WHAT IS EXPECTED: Please repeat all of the listing exactly.

ENTRIES SUPPLIED:

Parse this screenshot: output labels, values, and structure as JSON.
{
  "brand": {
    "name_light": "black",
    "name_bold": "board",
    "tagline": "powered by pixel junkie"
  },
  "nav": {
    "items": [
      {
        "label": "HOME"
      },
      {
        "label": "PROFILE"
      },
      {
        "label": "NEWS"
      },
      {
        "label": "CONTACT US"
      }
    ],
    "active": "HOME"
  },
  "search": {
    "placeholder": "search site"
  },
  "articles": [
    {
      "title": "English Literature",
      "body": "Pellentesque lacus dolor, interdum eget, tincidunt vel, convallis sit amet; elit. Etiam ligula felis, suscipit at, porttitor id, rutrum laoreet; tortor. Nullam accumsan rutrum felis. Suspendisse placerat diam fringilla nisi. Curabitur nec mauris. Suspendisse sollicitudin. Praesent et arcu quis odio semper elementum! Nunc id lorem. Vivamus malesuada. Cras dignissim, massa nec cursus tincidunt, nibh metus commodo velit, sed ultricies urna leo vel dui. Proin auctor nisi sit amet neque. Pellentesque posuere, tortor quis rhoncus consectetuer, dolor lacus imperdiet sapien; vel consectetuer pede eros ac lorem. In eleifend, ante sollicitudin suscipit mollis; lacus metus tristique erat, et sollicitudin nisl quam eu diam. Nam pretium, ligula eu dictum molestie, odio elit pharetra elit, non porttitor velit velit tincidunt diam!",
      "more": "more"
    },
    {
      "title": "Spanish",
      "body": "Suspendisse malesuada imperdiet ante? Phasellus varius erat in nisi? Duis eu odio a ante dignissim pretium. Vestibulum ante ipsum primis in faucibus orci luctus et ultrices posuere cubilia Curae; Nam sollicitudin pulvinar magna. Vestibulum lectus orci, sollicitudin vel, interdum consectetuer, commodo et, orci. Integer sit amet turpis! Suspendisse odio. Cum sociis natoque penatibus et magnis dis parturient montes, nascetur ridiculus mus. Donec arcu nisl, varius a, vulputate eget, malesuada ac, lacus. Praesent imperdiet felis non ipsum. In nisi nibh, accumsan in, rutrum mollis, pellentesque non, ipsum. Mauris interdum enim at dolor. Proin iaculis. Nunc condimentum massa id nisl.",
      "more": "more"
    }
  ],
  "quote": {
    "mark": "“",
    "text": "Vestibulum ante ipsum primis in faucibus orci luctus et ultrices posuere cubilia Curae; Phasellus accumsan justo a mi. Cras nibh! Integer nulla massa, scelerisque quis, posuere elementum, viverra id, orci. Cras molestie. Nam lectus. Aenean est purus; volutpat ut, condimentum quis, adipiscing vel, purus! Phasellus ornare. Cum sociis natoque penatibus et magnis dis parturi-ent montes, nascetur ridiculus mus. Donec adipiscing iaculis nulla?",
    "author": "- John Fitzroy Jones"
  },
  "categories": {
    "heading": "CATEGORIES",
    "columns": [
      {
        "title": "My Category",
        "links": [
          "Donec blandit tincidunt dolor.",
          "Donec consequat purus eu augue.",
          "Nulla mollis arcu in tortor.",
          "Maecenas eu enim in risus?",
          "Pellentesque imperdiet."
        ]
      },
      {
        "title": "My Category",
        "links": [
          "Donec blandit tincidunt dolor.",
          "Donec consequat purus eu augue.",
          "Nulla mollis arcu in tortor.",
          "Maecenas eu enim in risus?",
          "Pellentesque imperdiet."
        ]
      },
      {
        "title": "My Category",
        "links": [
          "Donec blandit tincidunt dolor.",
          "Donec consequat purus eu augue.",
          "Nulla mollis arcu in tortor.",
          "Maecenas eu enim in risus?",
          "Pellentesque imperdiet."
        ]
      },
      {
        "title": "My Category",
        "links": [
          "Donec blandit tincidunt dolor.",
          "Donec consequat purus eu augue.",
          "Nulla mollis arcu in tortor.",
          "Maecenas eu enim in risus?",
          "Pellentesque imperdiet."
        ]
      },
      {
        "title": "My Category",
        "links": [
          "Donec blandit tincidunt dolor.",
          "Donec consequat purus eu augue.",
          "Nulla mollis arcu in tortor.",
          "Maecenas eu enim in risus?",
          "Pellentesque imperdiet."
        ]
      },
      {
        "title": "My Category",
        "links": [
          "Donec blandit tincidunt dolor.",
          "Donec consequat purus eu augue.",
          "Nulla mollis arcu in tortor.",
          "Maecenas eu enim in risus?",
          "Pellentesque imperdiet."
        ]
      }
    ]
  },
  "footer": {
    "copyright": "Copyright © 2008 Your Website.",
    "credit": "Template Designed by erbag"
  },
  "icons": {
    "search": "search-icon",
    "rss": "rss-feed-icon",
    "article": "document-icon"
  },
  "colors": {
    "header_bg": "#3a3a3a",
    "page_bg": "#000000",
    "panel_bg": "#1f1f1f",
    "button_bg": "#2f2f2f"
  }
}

THE ANSWER:
Parse this screenshot: output labels, values, and structure as JSON.
{
  "brand": {
    "name_light": "black",
    "name_bold": "board",
    "tagline": "powered by pixel junkie"
  },
  "nav": {
    "items": [
      {
        "label": "HOME"
      },
      {
        "label": "PROFILE"
      },
      {
        "label": "NEWS"
      },
      {
        "label": "CONTACT US"
      }
    ],
    "active": "HOME"
  },
  "search": {
    "placeholder": "search site"
  },
  "articles": [
    {
      "title": "English Literature",
      "body": "Pellentesque lacus dolor, interdum eget, tincidunt vel, convallis sit amet; elit. Etiam ligula felis, suscipit at, porttitor id, rutrum laoreet; tortor. Nullam accumsan rutrum felis. Suspendisse placerat diam fringilla nisi. Curabitur nec mauris. Suspendisse sollicitudin. Praesent et arcu quis odio semper elementum! Nunc id lorem. Vivamus malesuada. Cras dignissim, massa nec cursus tincidunt, nibh metus commodo velit, sed ultricies urna leo vel dui. Proin auctor nisi sit amet neque. Pellentesque posuere, tortor quis rhoncus consectetuer, dolor lacus imperdiet sapien; vel consectetuer pede eros ac lorem. In eleifend, ante sollicitudin suscipit mollis; lacus metus tristique erat, et sollicitudin nisl quam eu diam. Nam pretium, ligula eu dictum molestie, odio elit pharetra elit, non porttitor velit velit tincidunt diam!",
      "more": "more"
    },
    {
      "title": "Spanish",
      "body": "Suspendisse malesuada imperdiet ante? Phasellus varius erat in nisi? Duis eu odio a ante dignissim pretium. Vestibulum ante ipsum primis in faucibus orci luctus et ultrices posuere cubilia Curae; Nam sollicitudin pulvinar magna. Vestibulum lectus orci, sollicitudin vel, interdum consectetuer, commodo et, orci. Integer sit amet turpis! Suspendisse odio. Cum sociis natoque penatibus et magnis dis parturient montes, nascetur ridiculus mus. Donec arcu nisl, varius a, vulputate eget, malesuada ac, lacus. Praesent imperdiet felis non ipsum. In nisi nibh, accumsan in, rutrum mollis, pellentesque non, ipsum. Mauris interdum enim at dolor. Proin iaculis. Nunc condimentum massa id nisl.",
      "more": "more"
    }
  ],
  "quote": {
    "mark": "“",
    "text": "Vestibulum ante ipsum primis in faucibus orci luctus et ultrices posuere cubilia Curae; Phasellus accumsan justo a mi. Cras nibh! Integer nulla massa, scelerisque quis, posuere elementum, viverra id, orci. Cras molestie. Nam lectus. Aenean est purus; volutpat ut, condimentum quis, adipiscing vel, purus! Phasellus ornare. Cum sociis natoque penatibus et magnis dis parturi-ent montes, nascetur ridiculus mus. Donec adipiscing iaculis nulla?",
    "author": "- John Fitzroy Jones"
  },
  "categories": {
    "heading": "CATEGORIES",
    "columns": [
      {
        "title": "My Category",
        "links": [
          "Donec blandit tincidunt dolor.",
          "Donec consequat purus eu augue.",
          "Nulla mollis arcu in tortor.",
          "Maecenas eu enim in risus?",
          "Pellentesque imperdiet."
        ]
      },
      {
        "title": "My Category",
        "links": [
          "Donec blandit tincidunt dolor.",
          "Donec consequat purus eu augue.",
          "Nulla mollis arcu in tortor.",
          "Maecenas eu enim in risus?",
          "Pellentesque imperdiet."
        ]
      },
      {
        "title": "My Category",
        "links": [
          "Donec blandit tincidunt dolor.",
          "Donec consequat purus eu augue.",
          "Nulla mollis arcu in tortor.",
          "Maecenas eu enim in risus?",
          "Pellentesque imperdiet."
        ]
      },
      {
        "title": "My Category",
        "links": [
          "Donec blandit tincidunt dolor.",
          "Donec consequat purus eu augue.",
          "Nulla mollis arcu in tortor.",
          "Maecenas eu enim in risus?",
          "Pellentesque imperdiet."
        ]
      },
      {
        "title": "My Category",
        "links": [
          "Donec blandit tincidunt dolor.",
          "Donec consequat purus eu augue.",
          "Nulla mollis arcu in tortor.",
          "Maecenas eu enim in risus?",
          "Pellentesque imperdiet."
        ]
      },
      {
        "title": "My Category",
        "links": [
          "Donec blandit tincidunt dolor.",
          "Donec consequat purus eu augue.",
          "Nulla mollis arcu in tortor.",
          "Maecenas eu enim in risus?",
          "Pellentesque imperdiet."
        ]
      }
    ]
  },
  "footer": {
    "copyright": "Copyright © 2008 Your Website.",
    "credit": "Template Designed by erbag"
  },
  "icons": {
    "search": "search-icon",
    "rss": "rss-feed-icon",
    "article": "document-icon"
  },
  "colors": {
    "header_bg": "#3a3a3a",
    "page_bg": "#000000",
    "panel_bg": "#1f1f1f",
    "button_bg": "#2f2f2f"
  }
}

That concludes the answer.